* What is needed *
Report back each line of the records that contains the string "icon".

Records from a data source:
+++

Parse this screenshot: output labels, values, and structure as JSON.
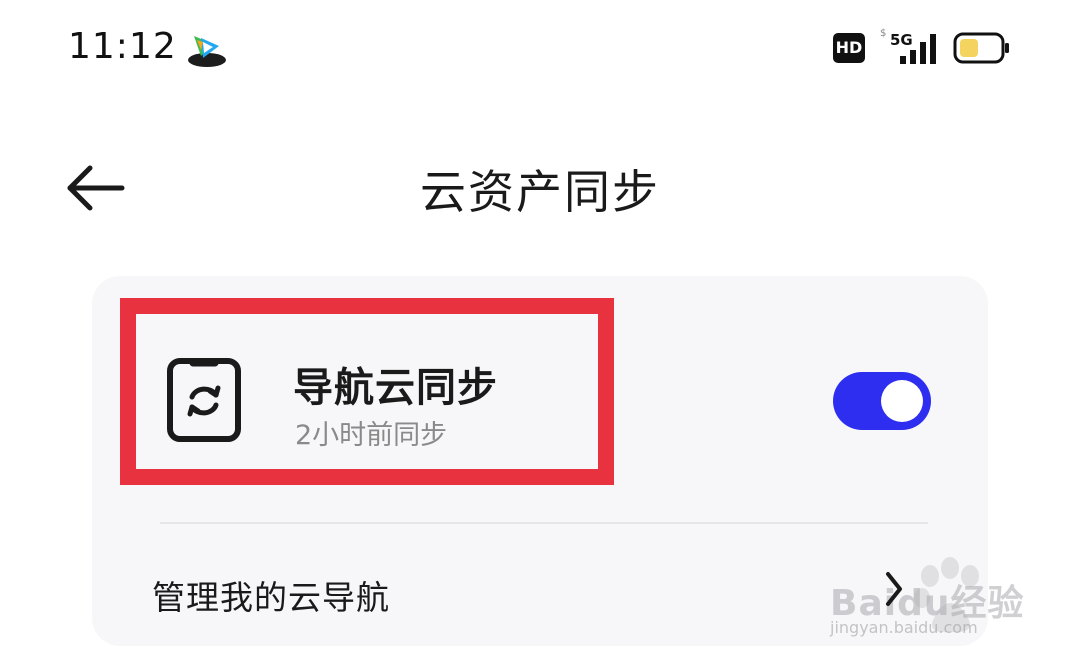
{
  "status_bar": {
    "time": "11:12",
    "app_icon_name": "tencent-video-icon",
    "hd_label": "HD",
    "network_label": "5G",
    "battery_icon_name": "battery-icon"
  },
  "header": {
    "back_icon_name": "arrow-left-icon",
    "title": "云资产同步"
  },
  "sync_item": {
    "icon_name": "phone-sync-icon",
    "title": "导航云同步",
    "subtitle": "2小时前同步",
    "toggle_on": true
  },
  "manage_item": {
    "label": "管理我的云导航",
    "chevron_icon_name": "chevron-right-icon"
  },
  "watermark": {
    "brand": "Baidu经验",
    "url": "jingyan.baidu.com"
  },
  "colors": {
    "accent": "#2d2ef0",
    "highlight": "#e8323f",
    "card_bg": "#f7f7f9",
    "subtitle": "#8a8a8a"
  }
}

+++

* Exercise output *
    "app_icon_name": "tencent-video-icon",
    "battery_icon_name": "battery-icon"
    "back_icon_name": "arrow-left-icon",
    "icon_name": "phone-sync-icon",
    "chevron_icon_name": "chevron-right-icon"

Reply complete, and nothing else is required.